* TASK: Scan the listing below. Report each line that includes "адміністрацією".
--- INPUT MATERIAL ---
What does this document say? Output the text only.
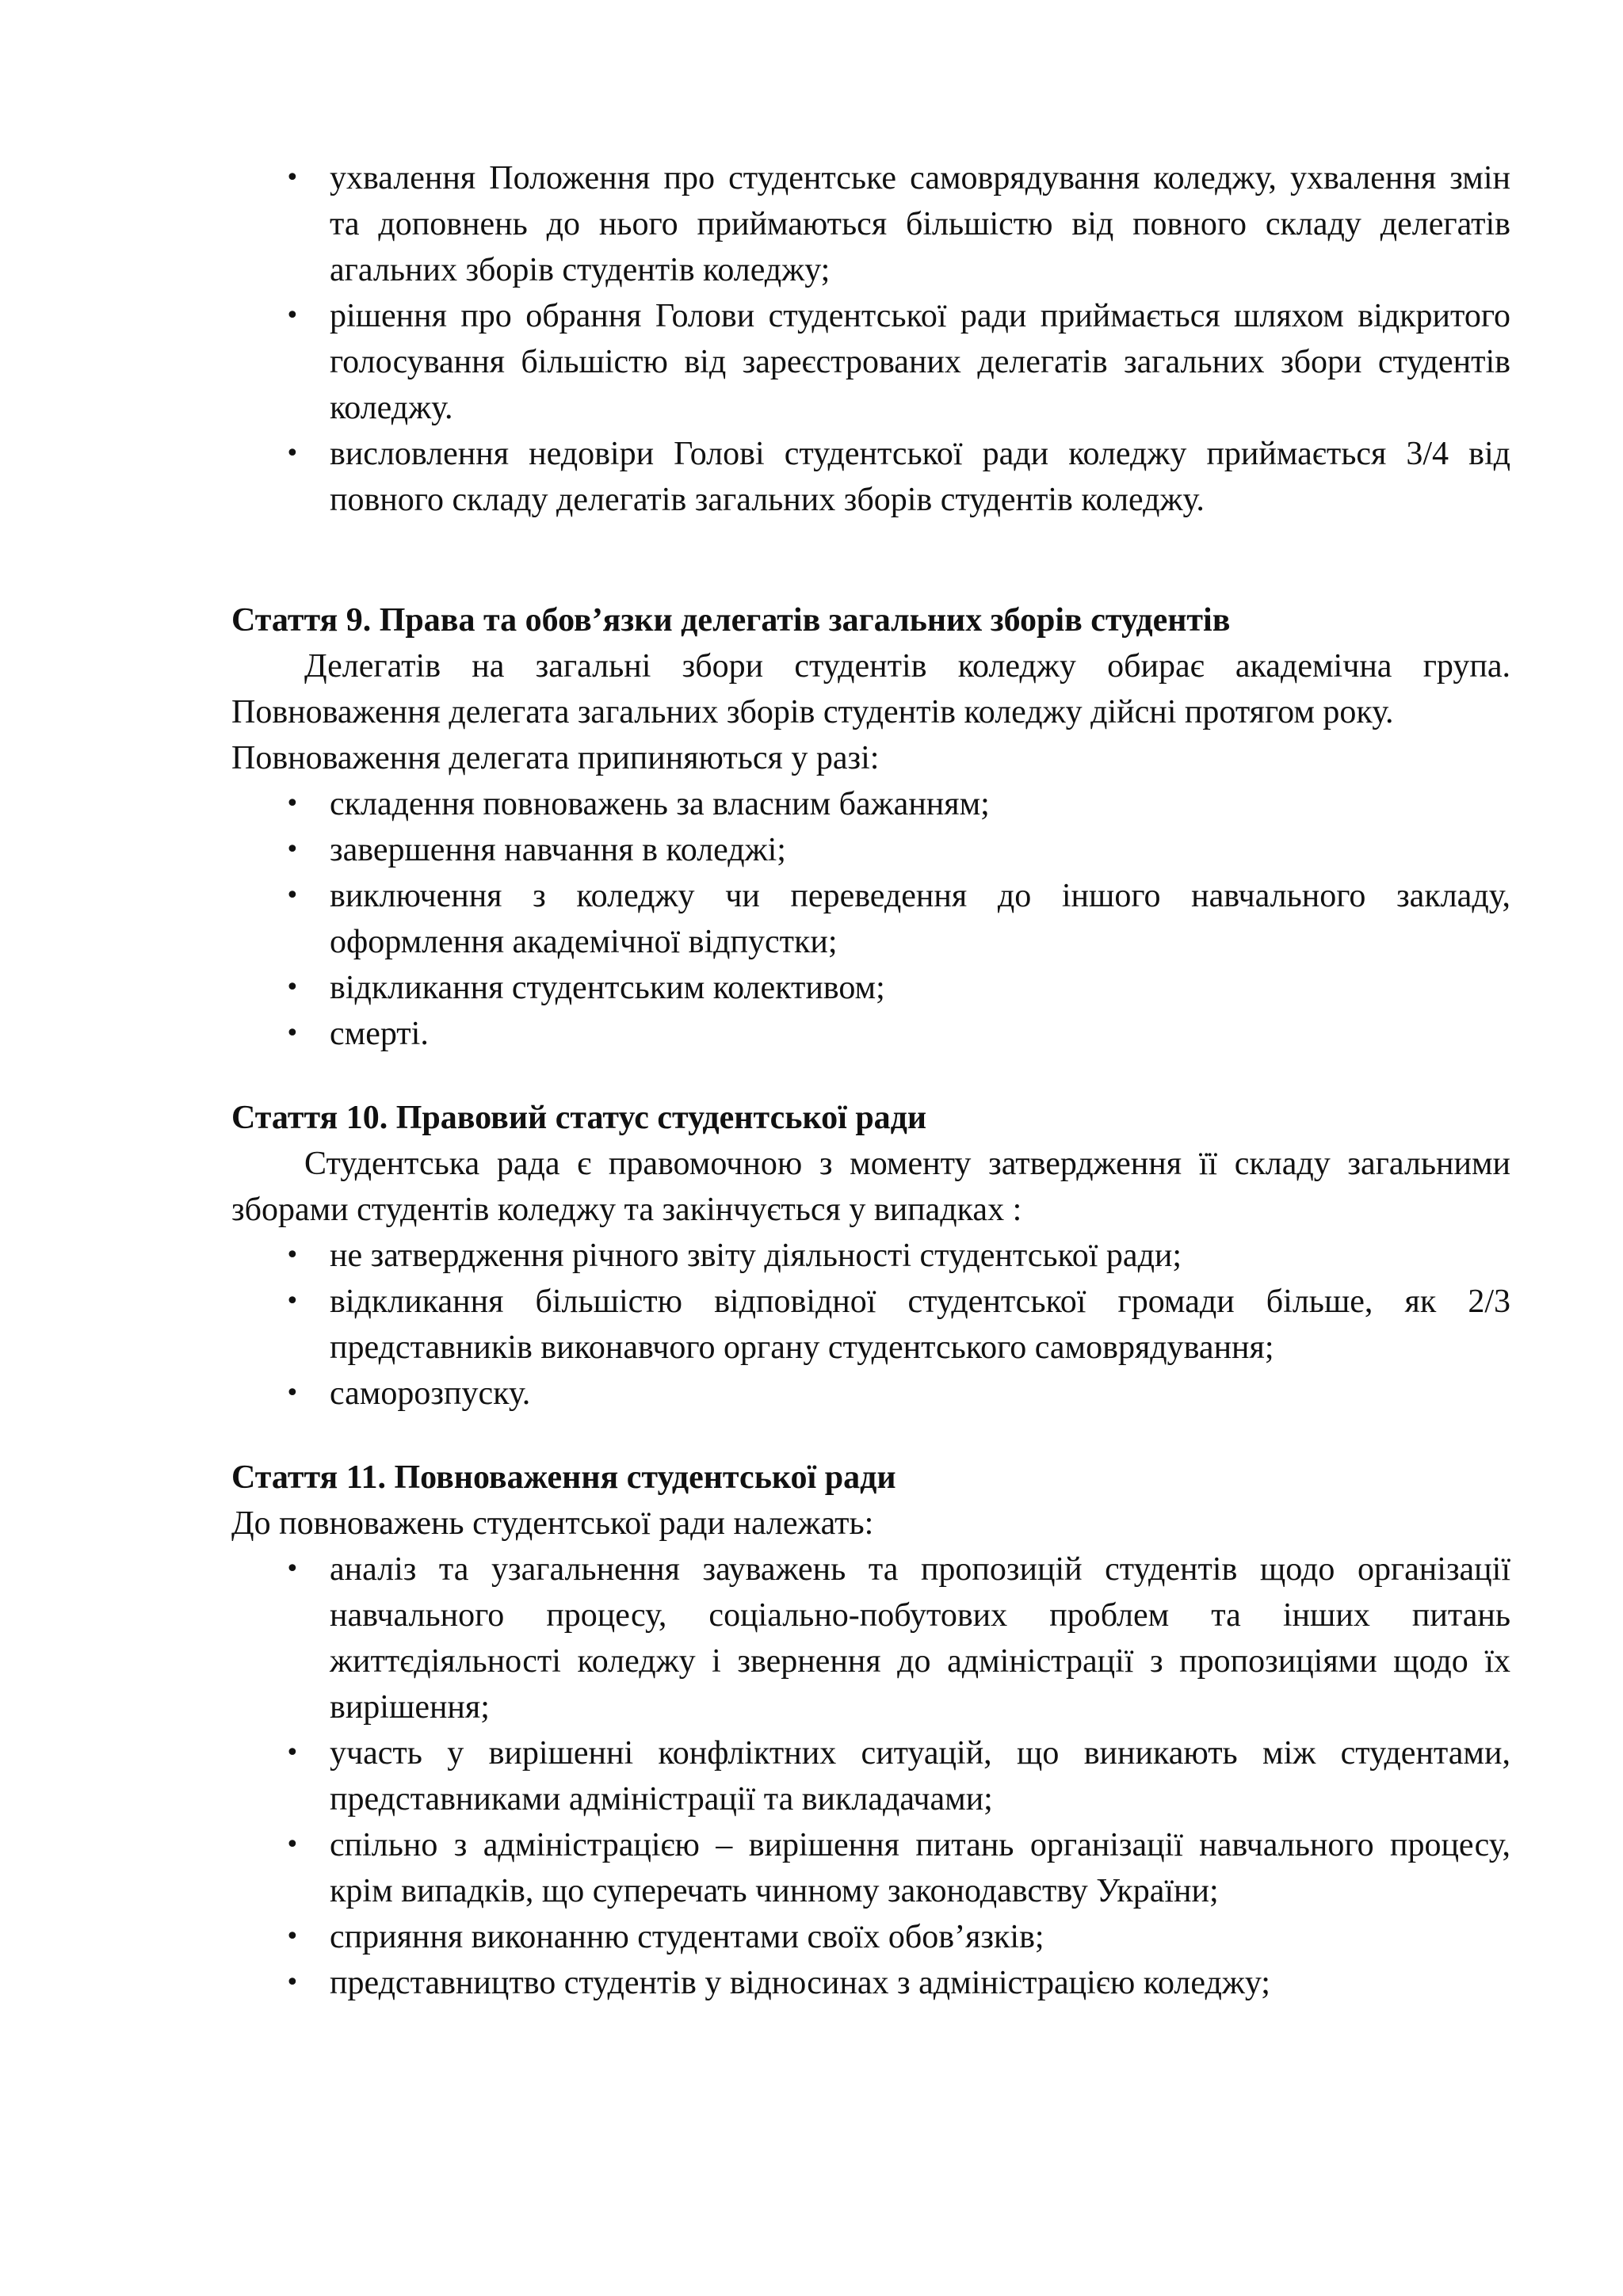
• ухвалення Положення про студентське самоврядування коледжу, ухвалення змін та доповнень до нього приймаються більшістю від повного складу делегатів агальних зборів студентів коледжу;
• рішення про обрання Голови студентської ради приймається шляхом відкритого голосування більшістю від зареєстрованих делегатів загальних збори студентів коледжу.
• висловлення недовіри Голові студентської ради коледжу приймається 3/4 від повного складу делегатів загальних зборів студентів коледжу.

Стаття 9. Права та обов’язки делегатів загальних зборів студентів

Делегатів на загальні збори студентів коледжу обирає академічна група. Повноваження делегата загальних зборів студентів коледжу дійсні протягом року.

Повноваження делегата припиняються у разі:

• складення повноважень за власним бажанням;
• завершення навчання в коледжі;
• виключення з коледжу чи переведення до іншого навчального закладу, оформлення академічної відпустки;
• відкликання студентським колективом;
• смерті.

Стаття 10. Правовий статус студентської ради

Студентська рада є правомочною з моменту затвердження її складу загальними зборами студентів коледжу та закінчується у випадках :

• не затвердження річного звіту діяльності студентської ради;
• відкликання більшістю відповідної студентської громади більше, як 2/3 представників виконавчого органу студентського самоврядування;
• саморозпуску.

Стаття 11. Повноваження студентської ради

До повноважень студентської ради належать:

• аналіз та узагальнення зауважень та пропозицій студентів щодо організації навчального процесу, соціально-побутових проблем та інших питань життєдіяльності коледжу і звернення до адміністрації з пропозиціями щодо їх вирішення;
• участь у вирішенні конфліктних ситуацій, що виникають між студентами, представниками адміністрації та викладачами;
• спільно з адміністрацією – вирішення питань організації навчального процесу, крім випадків, що суперечать чинному законодавству України;
• сприяння виконанню студентами своїх обов’язків;
• представництво студентів у відносинах з адміністрацією коледжу;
---
* CORRECT RESULT:
• спільно з адміністрацією – вирішення питань організації навчального процесу, крім випадків, що суперечать чинному законодавству України;
• представництво студентів у відносинах з адміністрацією коледжу;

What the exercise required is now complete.